(WHAT TO WORK ON)
Could you output the listing that follows exactly, without its images?
-- EXERCISE DATA follows --
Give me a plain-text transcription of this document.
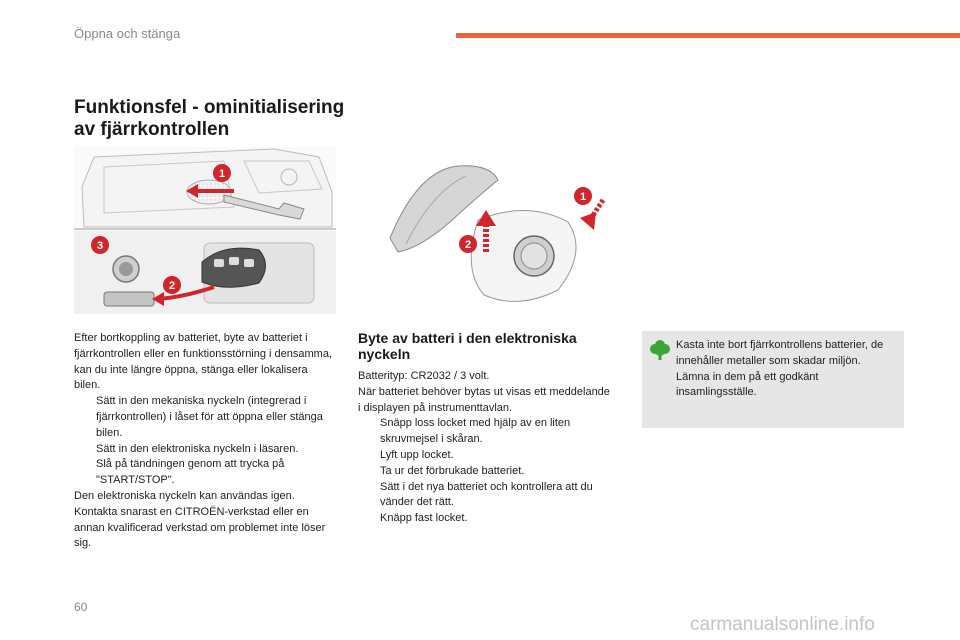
Öppna och stänga
Funktionsfel - ominitialisering
av fjärrkontrollen
1
2
3
1
2

Efter bortkoppling av batteriet, byte av batteriet i fjärrkontrollen eller en funktionsstörning i densamma, kan du inte längre öppna, stänga eller lokalisera bilen.

Sätt in den mekaniska nyckeln (integrerad i fjärrkontrollen) i låset för att öppna eller stänga bilen.
Sätt in den elektroniska nyckeln i läsaren.
Slå på tändningen genom att trycka på "START/STOP".

Den elektroniska nyckeln kan användas igen. Kontakta snarast en CITROËN-verkstad eller en annan kvalificerad verkstad om problemet inte löser sig.

Byte av batteri i den elektroniska
nyckeln

Batterityp: CR2032 / 3 volt.

När batteriet behöver bytas ut visas ett meddelande i displayen på instrumenttavlan.

Snäpp loss locket med hjälp av en liten skruvmejsel i skåran.
Lyft upp locket.
Ta ur det förbrukade batteriet.
Sätt i det nya batteriet och kontrollera att du vänder det rätt.
Knäpp fast locket.

Kasta inte bort fjärrkontrollens batterier, de innehåller metaller som skadar miljön.

Lämna in dem på ett godkänt insamlingsställe.

60
carmanualsonline.info
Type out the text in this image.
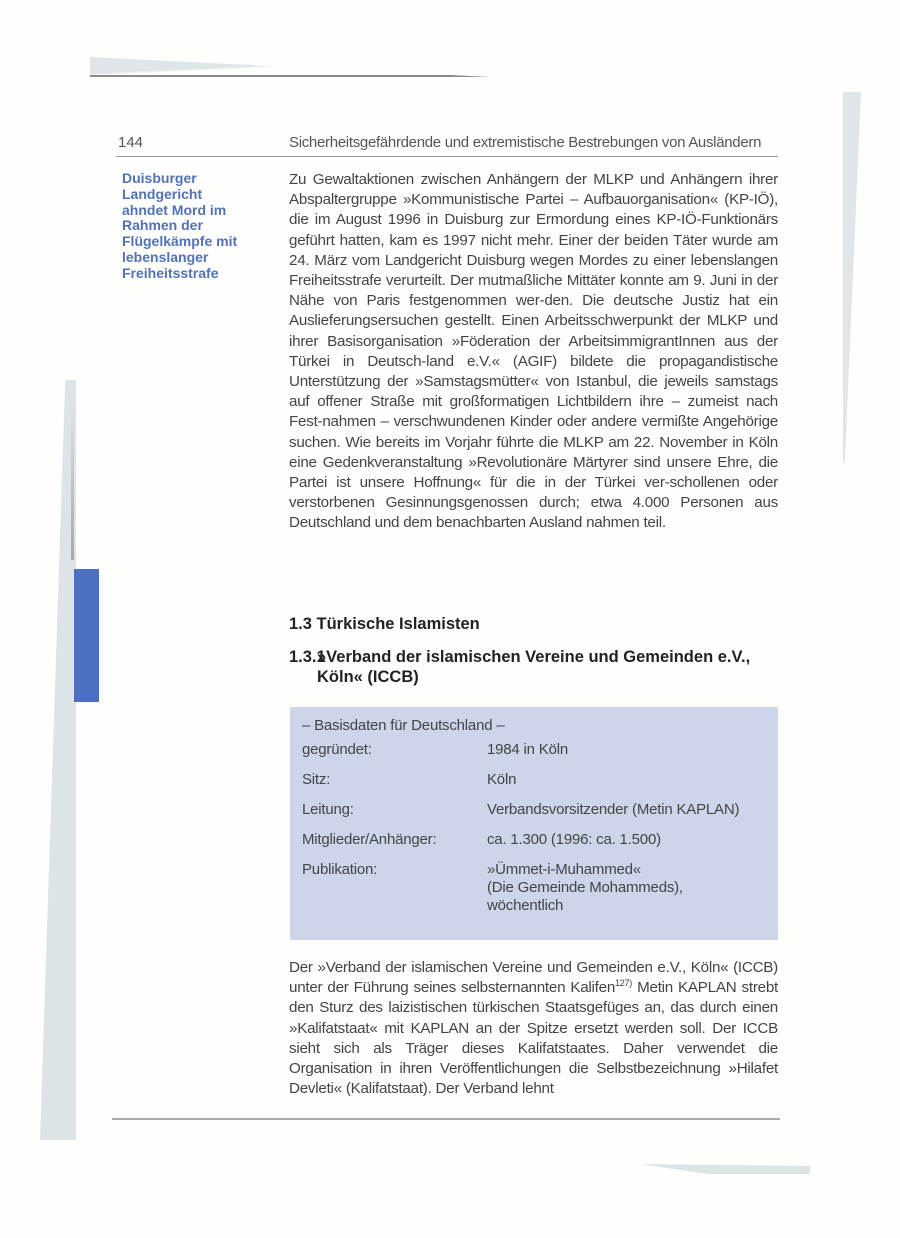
144	Sicherheitsgefährdende und extremistische Bestrebungen von Ausländern
Duisburger
Landgericht
ahndet Mord im
Rahmen der
Flügelkämpfe mit
lebenslanger
Freiheitsstrafe
Zu Gewaltaktionen zwischen Anhängern der MLKP und Anhängern ihrer Abspaltergruppe »Kommunistische Partei – Aufbauorganisation« (KP-IÖ), die im August 1996 in Duisburg zur Ermordung eines KP-IÖ-Funktionärs geführt hatten, kam es 1997 nicht mehr. Einer der beiden Täter wurde am 24. März vom Landgericht Duisburg wegen Mordes zu einer lebenslangen Freiheitsstrafe verurteilt. Der mutmaßliche Mittäter konnte am 9. Juni in der Nähe von Paris festgenommen wer-den. Die deutsche Justiz hat ein Auslieferungsersuchen gestellt. Einen Arbeitsschwerpunkt der MLKP und ihrer Basisorganisation »Föderation der ArbeitsimmigrantInnen aus der Türkei in Deutsch-land e.V.« (AGIF) bildete die propagandistische Unterstützung der »Samstagsmütter« von Istanbul, die jeweils samstags auf offener Straße mit großformatigen Lichtbildern ihre – zumeist nach Fest-nahmen – verschwundenen Kinder oder andere vermißte Angehörige suchen. Wie bereits im Vorjahr führte die MLKP am 22. November in Köln eine Gedenkveranstaltung »Revolutionäre Märtyrer sind unsere Ehre, die Partei ist unsere Hoffnung« für die in der Türkei ver-schollenen oder verstorbenen Gesinnungsgenossen durch; etwa 4.000 Personen aus Deutschland und dem benachbarten Ausland nahmen teil.
1.3 Türkische Islamisten
1.3.1»Verband der islamischen Vereine und Gemeinden e.V.,
Köln« (ICCB)
– Basisdaten für Deutschland –
gegründet:	1984 in Köln
Sitz:	Köln
Leitung:	Verbandsvorsitzender (Metin KAPLAN)
Mitglieder/Anhänger:	ca. 1.300 (1996: ca. 1.500)
Publikation:	»Ümmet-i-Muhammed«
(Die Gemeinde Mohammeds),
wöchentlich
Der »Verband der islamischen Vereine und Gemeinden e.V., Köln« (ICCB) unter der Führung seines selbsternannten Kalifen$^{127)}$ Metin KAPLAN strebt den Sturz des laizistischen türkischen Staatsgefüges an, das durch einen »Kalifatstaat« mit KAPLAN an der Spitze ersetzt werden soll. Der ICCB sieht sich als Träger dieses Kalifatstaates. Daher verwendet die Organisation in ihren Veröffentlichungen die Selbstbezeichnung »Hilafet Devleti« (Kalifatstaat). Der Verband lehnt
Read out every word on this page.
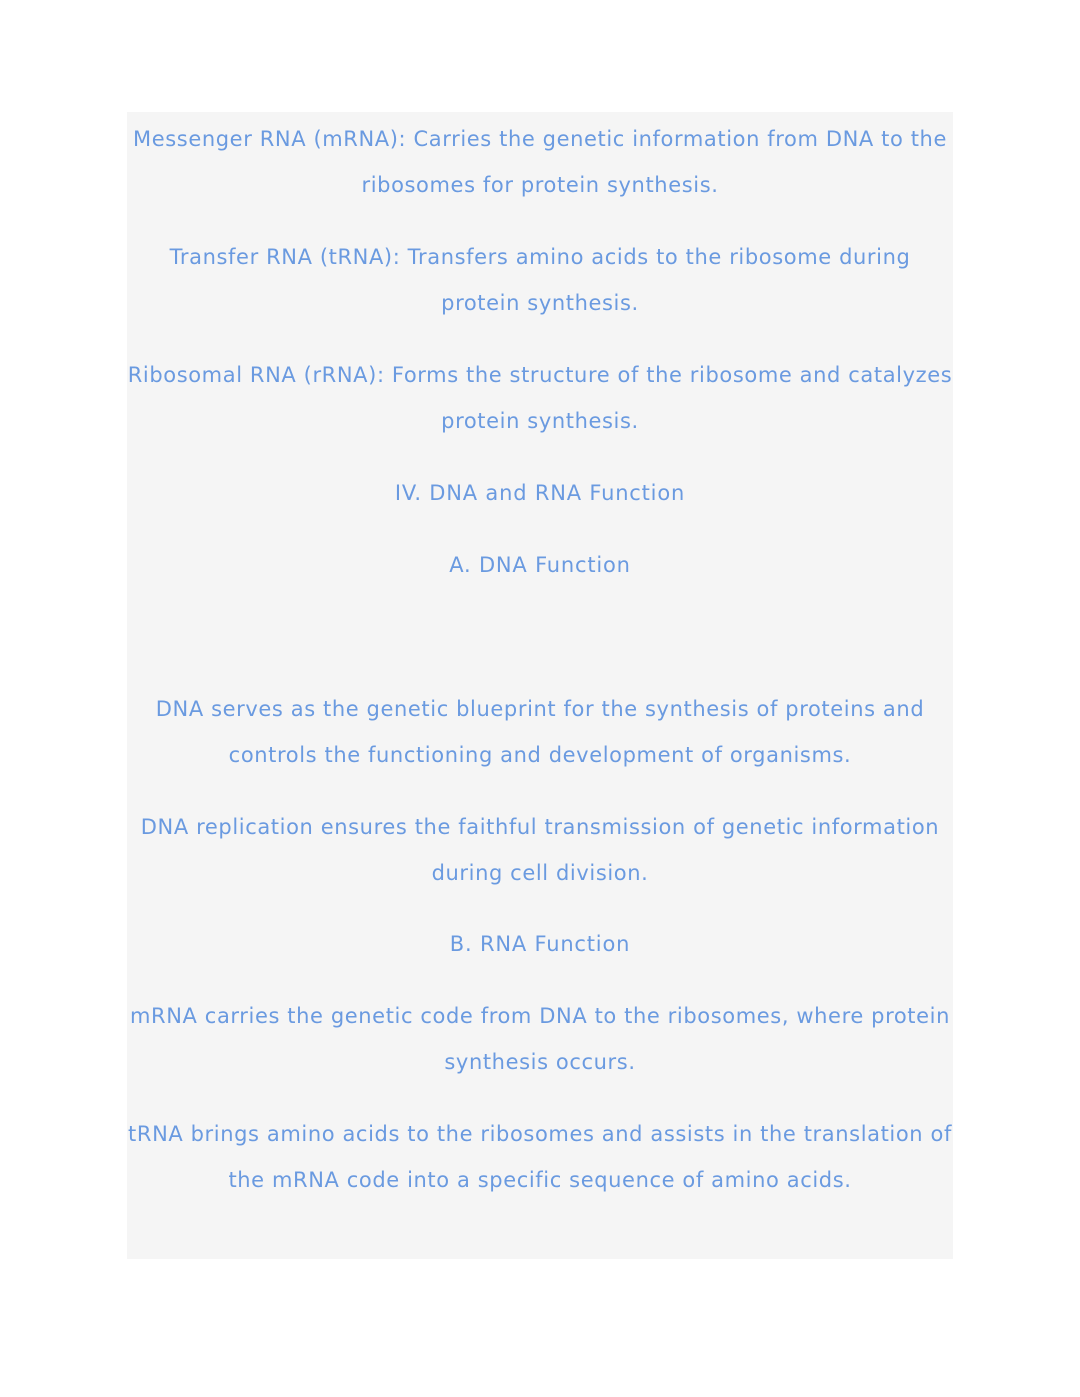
Messenger RNA (mRNA): Carries the genetic information from DNA to the ribosomes for protein synthesis.

Transfer RNA (tRNA): Transfers amino acids to the ribosome during protein synthesis.

Ribosomal RNA (rRNA): Forms the structure of the ribosome and catalyzes protein synthesis.

IV. DNA and RNA Function
A. DNA Function

DNA serves as the genetic blueprint for the synthesis of proteins and controls the functioning and development of organisms.

DNA replication ensures the faithful transmission of genetic information during cell division.

B. RNA Function

mRNA carries the genetic code from DNA to the ribosomes, where protein synthesis occurs.

tRNA brings amino acids to the ribosomes and assists in the translation of the mRNA code into a specific sequence of amino acids.
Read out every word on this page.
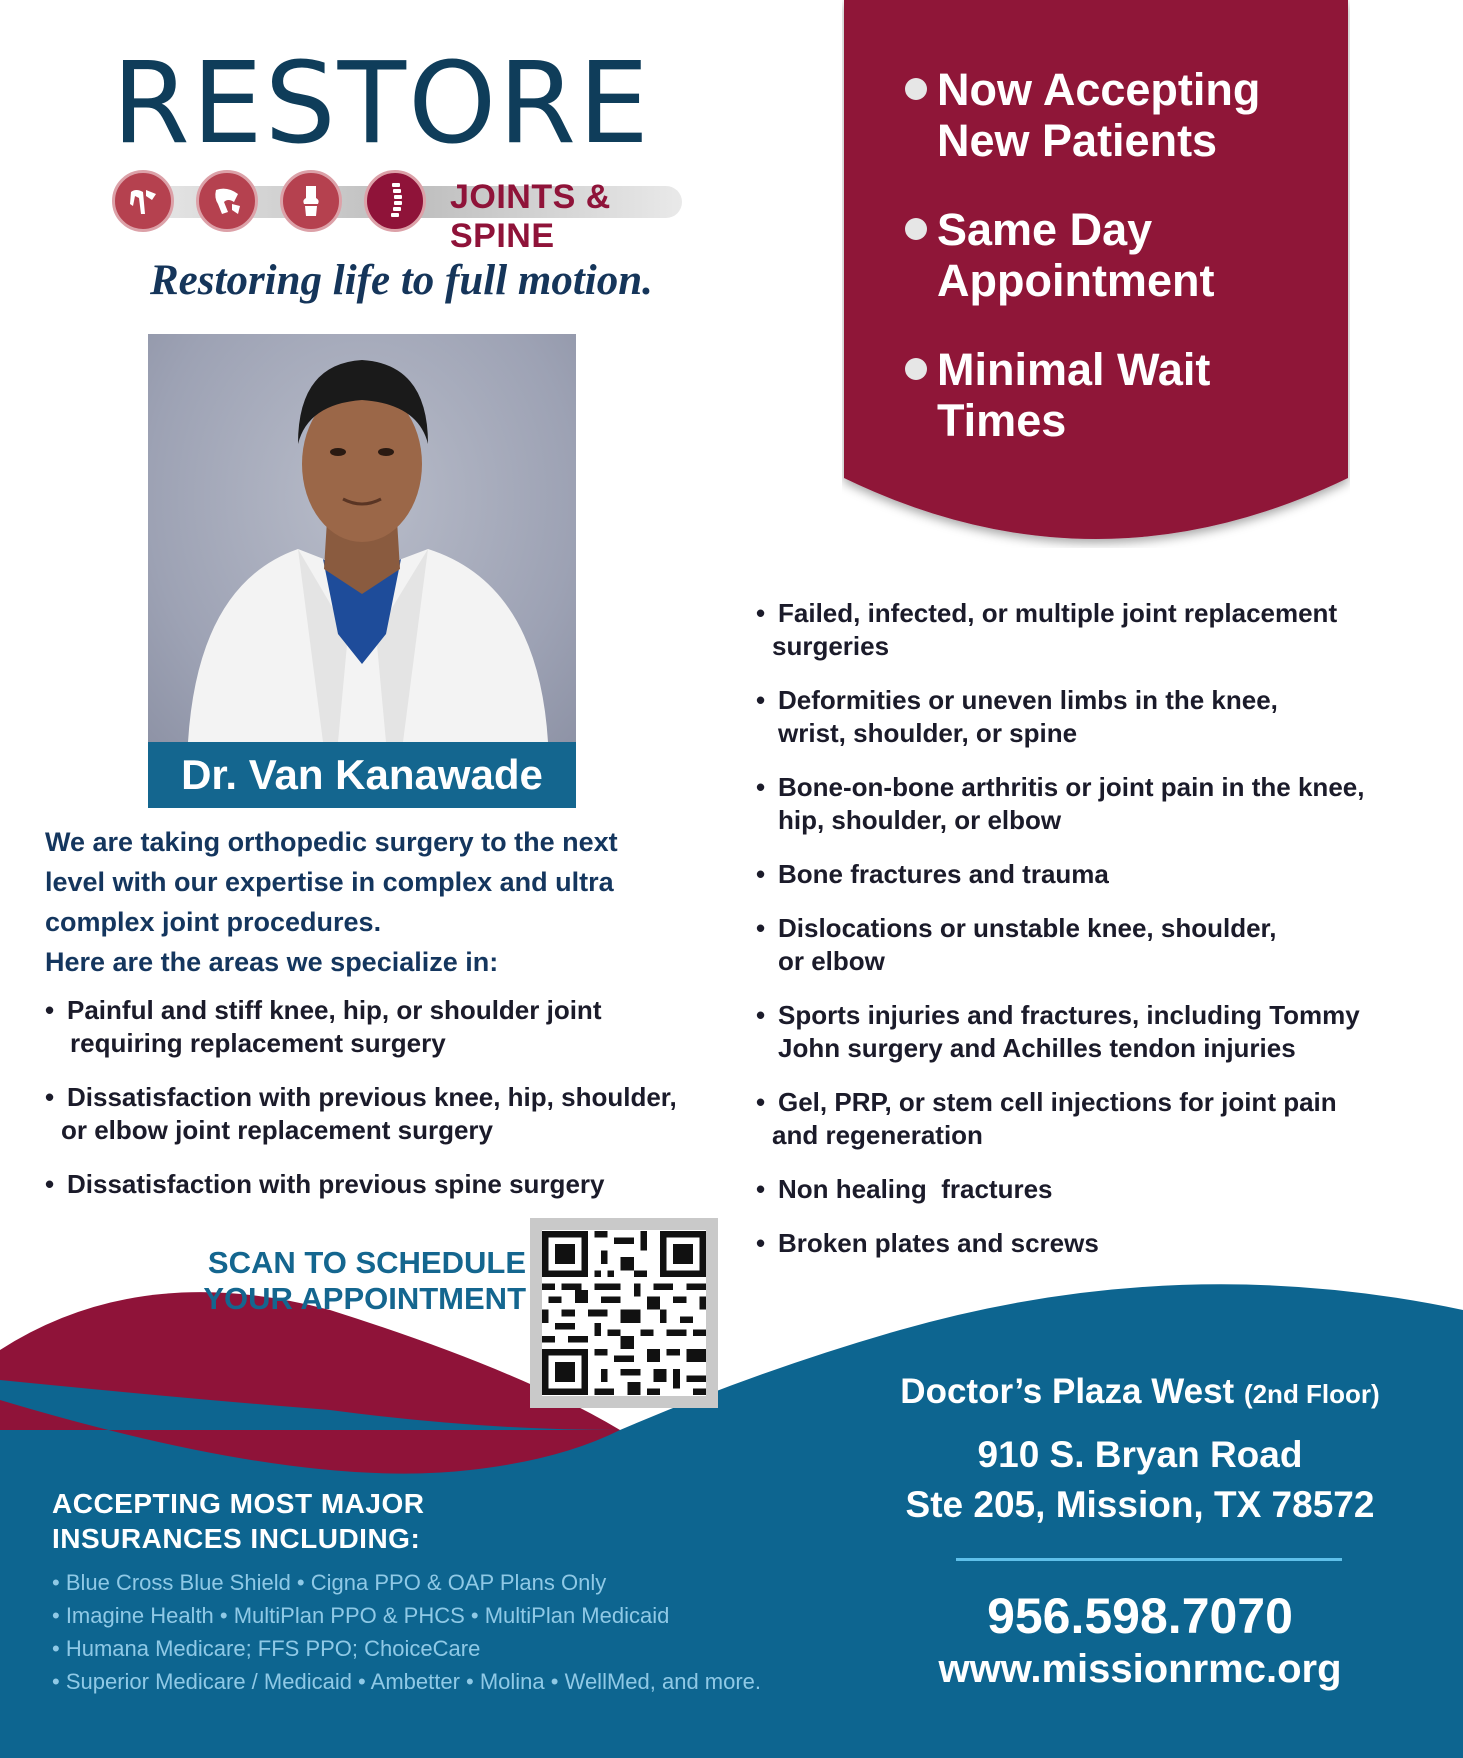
RESTORE
JOINTS & SPINE
Restoring life to full motion.
Dr. Van Kanawade
Now Accepting
New Patients
Same Day
Appointment
Minimal Wait
Times
We are taking orthopedic surgery to the next
level with our expertise in complex and ultra
complex joint procedures.
Here are the areas we specialize in:
• Painful and stiff knee, hip, or shoulder joint
requiring replacement surgery
• Dissatisfaction with previous knee, hip, shoulder,
or elbow joint replacement surgery
• Dissatisfaction with previous spine surgery
• Failed, infected, or multiple joint replacement
surgeries
• Deformities or uneven limbs in the knee,
wrist, shoulder, or spine
• Bone-on-bone arthritis or joint pain in the knee,
hip, shoulder, or elbow
• Bone fractures and trauma
• Dislocations or unstable knee, shoulder,
or elbow
• Sports injuries and fractures, including Tommy
John surgery and Achilles tendon injuries
• Gel, PRP, or stem cell injections for joint pain
and regeneration
• Non healing  fractures
• Broken plates and screws
SCAN TO SCHEDULE
YOUR APPOINTMENT
ACCEPTING MOST MAJOR
INSURANCES INCLUDING:
• Blue Cross Blue Shield • Cigna PPO & OAP Plans Only
• Imagine Health • MultiPlan PPO & PHCS • MultiPlan Medicaid
• Humana Medicare; FFS PPO; ChoiceCare
• Superior Medicare / Medicaid • Ambetter • Molina • WellMed, and more.
Doctor’s Plaza West (2nd Floor)
910 S. Bryan Road
Ste 205, Mission, TX 78572
956.598.7070
www.missionrmc.org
-- EXERCISE DATA concluded --
(YOUR SOLUTION)
Give me a plain-text transcription of this document.
Öppna och stänga
Funktionsfel - ominitialisering
av fjärrkontrollen
1
2
3
1
2

Efter bortkoppling av batteriet, byte av batteriet i fjärrkontrollen eller en funktionsstörning i densamma, kan du inte längre öppna, stänga eller lokalisera bilen.

Sätt in den mekaniska nyckeln (integrerad i fjärrkontrollen) i låset för att öppna eller stänga bilen.
Sätt in den elektroniska nyckeln i läsaren.
Slå på tändningen genom att trycka på "START/STOP".

Den elektroniska nyckeln kan användas igen. Kontakta snarast en CITROËN-verkstad eller en annan kvalificerad verkstad om problemet inte löser sig.

Byte av batteri i den elektroniska
nyckeln

Batterityp: CR2032 / 3 volt.

När batteriet behöver bytas ut visas ett meddelande i displayen på instrumenttavlan.

Snäpp loss locket med hjälp av en liten skruvmejsel i skåran.
Lyft upp locket.
Ta ur det förbrukade batteriet.
Sätt i det nya batteriet och kontrollera att du vänder det rätt.
Knäpp fast locket.

Kasta inte bort fjärrkontrollens batterier, de innehåller metaller som skadar miljön.

Lämna in dem på ett godkänt insamlingsställe.

60
carmanualsonline.info
Type out the text in this image.
144	Sicherheitsgefährdende und extremistische Bestrebungen von Ausländern
Duisburger
Landgericht
ahndet Mord im
Rahmen der
Flügelkämpfe mit
lebenslanger
Freiheitsstrafe
Zu Gewaltaktionen zwischen Anhängern der MLKP und Anhängern ihrer Abspaltergruppe »Kommunistische Partei – Aufbauorganisation« (KP-IÖ), die im August 1996 in Duisburg zur Ermordung eines KP-IÖ-Funktionärs geführt hatten, kam es 1997 nicht mehr. Einer der beiden Täter wurde am 24. März vom Landgericht Duisburg wegen Mordes zu einer lebenslangen Freiheitsstrafe verurteilt. Der mutmaßliche Mittäter konnte am 9. Juni in der Nähe von Paris festgenommen wer-den. Die deutsche Justiz hat ein Auslieferungsersuchen gestellt. Einen Arbeitsschwerpunkt der MLKP und ihrer Basisorganisation »Föderation der ArbeitsimmigrantInnen aus der Türkei in Deutsch-land e.V.« (AGIF) bildete die propagandistische Unterstützung der »Samstagsmütter« von Istanbul, die jeweils samstags auf offener Straße mit großformatigen Lichtbildern ihre – zumeist nach Fest-nahmen – verschwundenen Kinder oder andere vermißte Angehörige suchen. Wie bereits im Vorjahr führte die MLKP am 22. November in Köln eine Gedenkveranstaltung »Revolutionäre Märtyrer sind unsere Ehre, die Partei ist unsere Hoffnung« für die in der Türkei ver-schollenen oder verstorbenen Gesinnungsgenossen durch; etwa 4.000 Personen aus Deutschland und dem benachbarten Ausland nahmen teil.
1.3 Türkische Islamisten
1.3.1»Verband der islamischen Vereine und Gemeinden e.V.,
Köln« (ICCB)
– Basisdaten für Deutschland –
gegründet:	1984 in Köln
Sitz:	Köln
Leitung:	Verbandsvorsitzender (Metin KAPLAN)
Mitglieder/Anhänger:	ca. 1.300 (1996: ca. 1.500)
Publikation:	»Ümmet-i-Muhammed«
(Die Gemeinde Mohammeds),
wöchentlich
Der »Verband der islamischen Vereine und Gemeinden e.V., Köln« (ICCB) unter der Führung seines selbsternannten Kalifen$^{127)}$ Metin KAPLAN strebt den Sturz des laizistischen türkischen Staatsgefüges an, das durch einen »Kalifatstaat« mit KAPLAN an der Spitze ersetzt werden soll. Der ICCB sieht sich als Träger dieses Kalifatstaates. Daher verwendet die Organisation in ihren Veröffentlichungen die Selbstbezeichnung »Hilafet Devleti« (Kalifatstaat). Der Verband lehnt
Read out every word on this page.
Messenger RNA (mRNA): Carries the genetic information from DNA to the ribosomes for protein synthesis.

Transfer RNA (tRNA): Transfers amino acids to the ribosome during protein synthesis.

Ribosomal RNA (rRNA): Forms the structure of the ribosome and catalyzes protein synthesis.

IV. DNA and RNA Function
A. DNA Function

DNA serves as the genetic blueprint for the synthesis of proteins and controls the functioning and development of organisms.

DNA replication ensures the faithful transmission of genetic information during cell division.

B. RNA Function

mRNA carries the genetic code from DNA to the ribosomes, where protein synthesis occurs.

tRNA brings amino acids to the ribosomes and assists in the translation of the mRNA code into a specific sequence of amino acids.
Read out every word on this page.
RESTORE
JOINTS & SPINE
Restoring life to full motion.
Dr. Van Kanawade
Now Accepting
New Patients
Same Day
Appointment
Minimal Wait
Times
We are taking orthopedic surgery to the next
level with our expertise in complex and ultra
complex joint procedures.
Here are the areas we specialize in:
• Painful and stiff knee, hip, or shoulder joint
requiring replacement surgery
• Dissatisfaction with previous knee, hip, shoulder,
or elbow joint replacement surgery
• Dissatisfaction with previous spine surgery
• Failed, infected, or multiple joint replacement
surgeries
• Deformities or uneven limbs in the knee,
wrist, shoulder, or spine
• Bone-on-bone arthritis or joint pain in the knee,
hip, shoulder, or elbow
• Bone fractures and trauma
• Dislocations or unstable knee, shoulder,
or elbow
• Sports injuries and fractures, including Tommy
John surgery and Achilles tendon injuries
• Gel, PRP, or stem cell injections for joint pain
and regeneration
• Non healing  fractures
• Broken plates and screws
SCAN TO SCHEDULE
YOUR APPOINTMENT
ACCEPTING MOST MAJOR
INSURANCES INCLUDING:
• Blue Cross Blue Shield • Cigna PPO & OAP Plans Only
• Imagine Health • MultiPlan PPO & PHCS • MultiPlan Medicaid
• Humana Medicare; FFS PPO; ChoiceCare
• Superior Medicare / Medicaid • Ambetter • Molina • WellMed, and more.
Doctor’s Plaza West (2nd Floor)
910 S. Bryan Road
Ste 205, Mission, TX 78572
956.598.7070
www.missionrmc.org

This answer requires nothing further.